#### [Task goal]
Work out the number of lines in the listing that include the string "grid". Reply with that number alone.
-- Begin Records supplied --
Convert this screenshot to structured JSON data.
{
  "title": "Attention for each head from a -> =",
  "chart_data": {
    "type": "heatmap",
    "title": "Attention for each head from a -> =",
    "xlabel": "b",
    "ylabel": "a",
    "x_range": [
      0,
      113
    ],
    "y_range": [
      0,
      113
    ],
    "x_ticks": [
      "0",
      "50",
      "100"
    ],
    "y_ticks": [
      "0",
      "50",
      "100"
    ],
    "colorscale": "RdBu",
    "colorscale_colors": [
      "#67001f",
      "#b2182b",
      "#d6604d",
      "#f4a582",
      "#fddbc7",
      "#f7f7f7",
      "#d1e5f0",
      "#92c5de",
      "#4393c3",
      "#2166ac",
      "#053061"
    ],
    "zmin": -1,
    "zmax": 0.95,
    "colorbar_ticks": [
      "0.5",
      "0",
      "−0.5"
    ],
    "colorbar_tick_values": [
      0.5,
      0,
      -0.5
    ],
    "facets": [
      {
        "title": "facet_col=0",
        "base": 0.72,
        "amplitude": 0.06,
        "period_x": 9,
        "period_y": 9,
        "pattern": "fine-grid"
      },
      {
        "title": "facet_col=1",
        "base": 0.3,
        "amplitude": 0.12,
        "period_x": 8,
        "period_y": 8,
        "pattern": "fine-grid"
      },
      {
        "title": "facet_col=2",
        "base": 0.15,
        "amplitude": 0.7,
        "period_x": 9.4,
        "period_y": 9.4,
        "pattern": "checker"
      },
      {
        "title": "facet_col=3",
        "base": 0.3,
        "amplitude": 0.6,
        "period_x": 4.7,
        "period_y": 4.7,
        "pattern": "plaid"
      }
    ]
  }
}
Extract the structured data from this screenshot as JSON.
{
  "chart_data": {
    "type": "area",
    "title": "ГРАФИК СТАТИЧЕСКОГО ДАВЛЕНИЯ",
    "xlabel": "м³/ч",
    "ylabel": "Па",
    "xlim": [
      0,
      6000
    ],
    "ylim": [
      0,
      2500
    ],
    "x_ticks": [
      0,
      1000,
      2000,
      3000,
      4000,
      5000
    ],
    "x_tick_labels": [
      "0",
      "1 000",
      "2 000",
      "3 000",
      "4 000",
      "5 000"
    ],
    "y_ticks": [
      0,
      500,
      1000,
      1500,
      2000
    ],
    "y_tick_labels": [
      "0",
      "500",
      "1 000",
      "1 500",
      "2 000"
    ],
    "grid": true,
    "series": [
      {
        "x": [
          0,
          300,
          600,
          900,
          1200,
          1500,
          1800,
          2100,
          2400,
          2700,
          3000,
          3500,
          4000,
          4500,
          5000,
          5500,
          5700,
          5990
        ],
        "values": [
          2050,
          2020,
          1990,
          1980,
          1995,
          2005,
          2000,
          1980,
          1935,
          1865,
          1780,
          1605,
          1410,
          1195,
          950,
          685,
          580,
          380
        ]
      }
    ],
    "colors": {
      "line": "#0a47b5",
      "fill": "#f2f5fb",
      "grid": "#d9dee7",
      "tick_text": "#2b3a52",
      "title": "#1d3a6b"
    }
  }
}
-- End Records supplied --
#### [Task result]
4